Exercise:
Reproduce the records below word for word, each line unchanged.

Dataset entries:

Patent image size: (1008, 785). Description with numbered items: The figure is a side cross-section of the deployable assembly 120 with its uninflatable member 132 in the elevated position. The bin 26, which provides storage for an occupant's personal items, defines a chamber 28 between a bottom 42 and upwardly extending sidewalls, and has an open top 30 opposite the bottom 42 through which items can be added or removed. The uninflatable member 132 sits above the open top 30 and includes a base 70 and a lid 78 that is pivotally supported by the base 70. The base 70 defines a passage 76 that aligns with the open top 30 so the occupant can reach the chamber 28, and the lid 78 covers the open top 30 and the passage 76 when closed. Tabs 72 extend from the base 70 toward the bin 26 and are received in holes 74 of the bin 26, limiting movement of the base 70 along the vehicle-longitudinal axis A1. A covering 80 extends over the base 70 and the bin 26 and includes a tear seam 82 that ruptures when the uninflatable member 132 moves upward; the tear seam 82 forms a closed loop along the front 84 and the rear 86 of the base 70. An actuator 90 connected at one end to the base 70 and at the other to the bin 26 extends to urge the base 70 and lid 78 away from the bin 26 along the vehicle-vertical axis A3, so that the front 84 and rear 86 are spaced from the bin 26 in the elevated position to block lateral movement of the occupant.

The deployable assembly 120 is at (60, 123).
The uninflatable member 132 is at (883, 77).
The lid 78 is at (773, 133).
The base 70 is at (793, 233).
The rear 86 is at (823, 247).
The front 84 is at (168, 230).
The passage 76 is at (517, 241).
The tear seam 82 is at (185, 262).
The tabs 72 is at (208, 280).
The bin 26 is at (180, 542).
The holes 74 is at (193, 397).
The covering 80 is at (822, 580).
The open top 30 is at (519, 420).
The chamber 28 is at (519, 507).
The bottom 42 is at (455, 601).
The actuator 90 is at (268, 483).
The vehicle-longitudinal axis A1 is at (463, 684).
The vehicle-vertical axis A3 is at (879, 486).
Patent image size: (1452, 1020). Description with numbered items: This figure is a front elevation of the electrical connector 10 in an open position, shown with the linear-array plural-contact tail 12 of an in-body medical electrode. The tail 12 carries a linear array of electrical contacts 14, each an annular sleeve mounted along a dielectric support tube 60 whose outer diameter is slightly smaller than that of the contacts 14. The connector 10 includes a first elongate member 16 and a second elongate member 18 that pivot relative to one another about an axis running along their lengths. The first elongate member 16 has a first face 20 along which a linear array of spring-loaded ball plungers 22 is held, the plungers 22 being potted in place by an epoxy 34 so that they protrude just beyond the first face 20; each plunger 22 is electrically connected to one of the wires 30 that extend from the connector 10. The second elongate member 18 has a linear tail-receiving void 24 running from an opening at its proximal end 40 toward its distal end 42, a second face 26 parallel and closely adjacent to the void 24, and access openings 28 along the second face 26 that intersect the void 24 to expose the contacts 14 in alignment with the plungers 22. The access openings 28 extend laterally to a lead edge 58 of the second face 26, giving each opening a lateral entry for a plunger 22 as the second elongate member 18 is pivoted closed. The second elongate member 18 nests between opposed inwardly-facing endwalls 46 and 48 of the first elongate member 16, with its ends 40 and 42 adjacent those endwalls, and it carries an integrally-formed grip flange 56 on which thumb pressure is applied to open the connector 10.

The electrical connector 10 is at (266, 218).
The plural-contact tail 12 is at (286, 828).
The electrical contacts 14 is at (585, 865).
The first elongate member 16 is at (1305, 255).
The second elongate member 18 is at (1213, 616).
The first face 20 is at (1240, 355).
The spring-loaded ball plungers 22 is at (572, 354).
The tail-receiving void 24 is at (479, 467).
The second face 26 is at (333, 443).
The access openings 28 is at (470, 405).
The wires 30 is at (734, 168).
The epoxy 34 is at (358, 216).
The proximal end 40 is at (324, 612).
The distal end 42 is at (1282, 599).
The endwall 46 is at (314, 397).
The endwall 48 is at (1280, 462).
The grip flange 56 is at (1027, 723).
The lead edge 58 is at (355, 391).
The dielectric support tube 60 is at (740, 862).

Result of this exercise:
Patent image size: (1008, 785). Description with numbered items: The figure is a side cross-section of the deployable assembly 120 with its uninflatable member 132 in the elevated position. The bin 26, which provides storage for an occupant's personal items, defines a chamber 28 between a bottom 42 and upwardly extending sidewalls, and has an open top 30 opposite the bottom 42 through which items can be added or removed. The uninflatable member 132 sits above the open top 30 and includes a base 70 and a lid 78 that is pivotally supported by the base 70. The base 70 defines a passage 76 that aligns with the open top 30 so the occupant can reach the chamber 28, and the lid 78 covers the open top 30 and the passage 76 when closed. Tabs 72 extend from the base 70 toward the bin 26 and are received in holes 74 of the bin 26, limiting movement of the base 70 along the vehicle-longitudinal axis A1. A covering 80 extends over the base 70 and the bin 26 and includes a tear seam 82 that ruptures when the uninflatable member 132 moves upward; the tear seam 82 forms a closed loop along the front 84 and the rear 86 of the base 70. An actuator 90 connected at one end to the base 70 and at the other to the bin 26 extends to urge the base 70 and lid 78 away from the bin 26 along the vehicle-vertical axis A3, so that the front 84 and rear 86 are spaced from the bin 26 in the elevated position to block lateral movement of the occupant.

The deployable assembly 120 is at (60, 123).
The uninflatable member 132 is at (883, 77).
The lid 78 is at (773, 133).
The base 70 is at (793, 233).
The rear 86 is at (823, 247).
The front 84 is at (168, 230).
The passage 76 is at (517, 241).
The tear seam 82 is at (185, 262).
The tabs 72 is at (208, 280).
The bin 26 is at (180, 542).
The holes 74 is at (193, 397).
The covering 80 is at (822, 580).
The open top 30 is at (519, 420).
The chamber 28 is at (519, 507).
The bottom 42 is at (455, 601).
The actuator 90 is at (268, 483).
The vehicle-longitudinal axis A1 is at (463, 684).
The vehicle-vertical axis A3 is at (879, 486).
Patent image size: (1452, 1020). Description with numbered items: This figure is a front elevation of the electrical connector 10 in an open position, shown with the linear-array plural-contact tail 12 of an in-body medical electrode. The tail 12 carries a linear array of electrical contacts 14, each an annular sleeve mounted along a dielectric support tube 60 whose outer diameter is slightly smaller than that of the contacts 14. The connector 10 includes a first elongate member 16 and a second elongate member 18 that pivot relative to one another about an axis running along their lengths. The first elongate member 16 has a first face 20 along which a linear array of spring-loaded ball plungers 22 is held, the plungers 22 being potted in place by an epoxy 34 so that they protrude just beyond the first face 20; each plunger 22 is electrically connected to one of the wires 30 that extend from the connector 10. The second elongate member 18 has a linear tail-receiving void 24 running from an opening at its proximal end 40 toward its distal end 42, a second face 26 parallel and closely adjacent to the void 24, and access openings 28 along the second face 26 that intersect the void 24 to expose the contacts 14 in alignment with the plungers 22. The access openings 28 extend laterally to a lead edge 58 of the second face 26, giving each opening a lateral entry for a plunger 22 as the second elongate member 18 is pivoted closed. The second elongate member 18 nests between opposed inwardly-facing endwalls 46 and 48 of the first elongate member 16, with its ends 40 and 42 adjacent those endwalls, and it carries an integrally-formed grip flange 56 on which thumb pressure is applied to open the connector 10.

The electrical connector 10 is at (266, 218).
The plural-contact tail 12 is at (286, 828).
The electrical contacts 14 is at (585, 865).
The first elongate member 16 is at (1305, 255).
The second elongate member 18 is at (1213, 616).
The first face 20 is at (1240, 355).
The spring-loaded ball plungers 22 is at (572, 354).
The tail-receiving void 24 is at (479, 467).
The second face 26 is at (333, 443).
The access openings 28 is at (470, 405).
The wires 30 is at (734, 168).
The epoxy 34 is at (358, 216).
The proximal end 40 is at (324, 612).
The distal end 42 is at (1282, 599).
The endwall 46 is at (314, 397).
The endwall 48 is at (1280, 462).
The grip flange 56 is at (1027, 723).
The lead edge 58 is at (355, 391).
The dielectric support tube 60 is at (740, 862).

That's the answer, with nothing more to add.